**WHAT YOU ARE ASKED TO DO**.
Output every entry exactly as given.

**INPUT FOR THIS TASK**.
BEGIN

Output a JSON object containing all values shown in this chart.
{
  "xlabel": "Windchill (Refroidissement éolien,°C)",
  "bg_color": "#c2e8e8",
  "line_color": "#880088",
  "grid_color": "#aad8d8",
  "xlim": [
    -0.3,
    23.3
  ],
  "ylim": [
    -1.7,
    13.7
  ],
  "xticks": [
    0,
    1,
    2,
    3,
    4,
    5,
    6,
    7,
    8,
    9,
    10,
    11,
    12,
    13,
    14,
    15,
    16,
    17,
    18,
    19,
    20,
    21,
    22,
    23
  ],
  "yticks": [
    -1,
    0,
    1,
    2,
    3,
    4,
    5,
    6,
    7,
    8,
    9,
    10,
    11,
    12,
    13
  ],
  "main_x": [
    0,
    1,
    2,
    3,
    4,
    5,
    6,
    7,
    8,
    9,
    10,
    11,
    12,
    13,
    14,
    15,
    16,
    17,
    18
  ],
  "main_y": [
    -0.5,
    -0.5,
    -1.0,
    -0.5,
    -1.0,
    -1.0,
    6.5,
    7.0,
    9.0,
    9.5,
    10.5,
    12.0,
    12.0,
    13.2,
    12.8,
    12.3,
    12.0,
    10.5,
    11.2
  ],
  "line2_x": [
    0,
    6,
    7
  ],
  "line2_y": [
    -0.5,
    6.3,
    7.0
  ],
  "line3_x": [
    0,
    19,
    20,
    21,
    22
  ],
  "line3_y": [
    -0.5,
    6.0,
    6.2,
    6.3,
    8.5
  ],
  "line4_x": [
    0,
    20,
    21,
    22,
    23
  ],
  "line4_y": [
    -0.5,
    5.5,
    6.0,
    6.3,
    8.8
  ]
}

END

**RESULT OF THE TASK**.
Output a JSON object containing all values shown in this chart.
{
  "xlabel": "Windchill (Refroidissement éolien,°C)",
  "bg_color": "#c2e8e8",
  "line_color": "#880088",
  "grid_color": "#aad8d8",
  "xlim": [
    -0.3,
    23.3
  ],
  "ylim": [
    -1.7,
    13.7
  ],
  "xticks": [
    0,
    1,
    2,
    3,
    4,
    5,
    6,
    7,
    8,
    9,
    10,
    11,
    12,
    13,
    14,
    15,
    16,
    17,
    18,
    19,
    20,
    21,
    22,
    23
  ],
  "yticks": [
    -1,
    0,
    1,
    2,
    3,
    4,
    5,
    6,
    7,
    8,
    9,
    10,
    11,
    12,
    13
  ],
  "main_x": [
    0,
    1,
    2,
    3,
    4,
    5,
    6,
    7,
    8,
    9,
    10,
    11,
    12,
    13,
    14,
    15,
    16,
    17,
    18
  ],
  "main_y": [
    -0.5,
    -0.5,
    -1.0,
    -0.5,
    -1.0,
    -1.0,
    6.5,
    7.0,
    9.0,
    9.5,
    10.5,
    12.0,
    12.0,
    13.2,
    12.8,
    12.3,
    12.0,
    10.5,
    11.2
  ],
  "line2_x": [
    0,
    6,
    7
  ],
  "line2_y": [
    -0.5,
    6.3,
    7.0
  ],
  "line3_x": [
    0,
    19,
    20,
    21,
    22
  ],
  "line3_y": [
    -0.5,
    6.0,
    6.2,
    6.3,
    8.5
  ],
  "line4_x": [
    0,
    20,
    21,
    22,
    23
  ],
  "line4_y": [
    -0.5,
    5.5,
    6.0,
    6.3,
    8.8
  ]
}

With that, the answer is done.